WHAT TO WORK ON: Take the line that contains "What data populates" and every line after it in the material below, and quote them exactly.

MATERIAL FOR THIS TASK:
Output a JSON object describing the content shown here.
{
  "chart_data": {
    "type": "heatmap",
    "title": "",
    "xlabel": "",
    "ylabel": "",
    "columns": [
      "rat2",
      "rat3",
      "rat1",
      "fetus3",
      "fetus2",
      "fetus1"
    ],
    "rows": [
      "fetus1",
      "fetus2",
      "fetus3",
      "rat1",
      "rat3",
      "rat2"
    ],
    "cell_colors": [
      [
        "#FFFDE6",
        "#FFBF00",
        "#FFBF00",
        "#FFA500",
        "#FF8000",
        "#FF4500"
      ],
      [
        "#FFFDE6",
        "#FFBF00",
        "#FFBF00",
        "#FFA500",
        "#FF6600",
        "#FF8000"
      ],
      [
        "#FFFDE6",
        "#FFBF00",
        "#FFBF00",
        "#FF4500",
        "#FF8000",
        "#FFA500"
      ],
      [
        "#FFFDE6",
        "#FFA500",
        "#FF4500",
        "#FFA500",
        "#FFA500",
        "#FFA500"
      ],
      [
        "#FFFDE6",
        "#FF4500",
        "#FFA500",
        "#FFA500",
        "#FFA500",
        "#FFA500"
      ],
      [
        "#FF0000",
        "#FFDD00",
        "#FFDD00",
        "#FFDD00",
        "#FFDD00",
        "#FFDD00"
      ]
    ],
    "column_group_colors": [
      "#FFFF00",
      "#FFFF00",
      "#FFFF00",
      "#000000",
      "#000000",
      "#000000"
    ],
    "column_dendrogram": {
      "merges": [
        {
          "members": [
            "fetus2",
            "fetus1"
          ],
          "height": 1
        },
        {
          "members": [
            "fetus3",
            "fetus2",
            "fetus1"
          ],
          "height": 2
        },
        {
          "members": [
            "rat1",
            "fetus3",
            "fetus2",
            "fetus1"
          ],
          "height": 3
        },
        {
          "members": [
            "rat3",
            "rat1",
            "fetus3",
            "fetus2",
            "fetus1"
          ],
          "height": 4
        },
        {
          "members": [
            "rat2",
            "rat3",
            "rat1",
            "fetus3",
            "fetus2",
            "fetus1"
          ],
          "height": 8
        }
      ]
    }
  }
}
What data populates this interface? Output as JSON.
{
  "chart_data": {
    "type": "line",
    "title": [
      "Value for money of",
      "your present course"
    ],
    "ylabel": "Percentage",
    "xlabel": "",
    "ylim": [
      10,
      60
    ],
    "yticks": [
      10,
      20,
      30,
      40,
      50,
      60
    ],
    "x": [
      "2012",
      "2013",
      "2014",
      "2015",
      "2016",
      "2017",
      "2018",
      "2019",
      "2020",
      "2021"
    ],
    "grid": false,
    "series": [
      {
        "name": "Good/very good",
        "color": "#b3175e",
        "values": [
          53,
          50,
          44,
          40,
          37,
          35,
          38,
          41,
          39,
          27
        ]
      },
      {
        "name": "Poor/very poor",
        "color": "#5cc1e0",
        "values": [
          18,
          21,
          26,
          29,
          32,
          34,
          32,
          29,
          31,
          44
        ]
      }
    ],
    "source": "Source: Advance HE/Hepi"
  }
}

RIGHT ANSWER:
What data populates this interface? Output as JSON.
{
  "chart_data": {
    "type": "line",
    "title": [
      "Value for money of",
      "your present course"
    ],
    "ylabel": "Percentage",
    "xlabel": "",
    "ylim": [
      10,
      60
    ],
    "yticks": [
      10,
      20,
      30,
      40,
      50,
      60
    ],
    "x": [
      "2012",
      "2013",
      "2014",
      "2015",
      "2016",
      "2017",
      "2018",
      "2019",
      "2020",
      "2021"
    ],
    "grid": false,
    "series": [
      {
        "name": "Good/very good",
        "color": "#b3175e",
        "values": [
          53,
          50,
          44,
          40,
          37,
          35,
          38,
          41,
          39,
          27
        ]
      },
      {
        "name": "Poor/very poor",
        "color": "#5cc1e0",
        "values": [
          18,
          21,
          26,
          29,
          32,
          34,
          32,
          29,
          31,
          44
        ]
      }
    ],
    "source": "Source: Advance HE/Hepi"
  }
}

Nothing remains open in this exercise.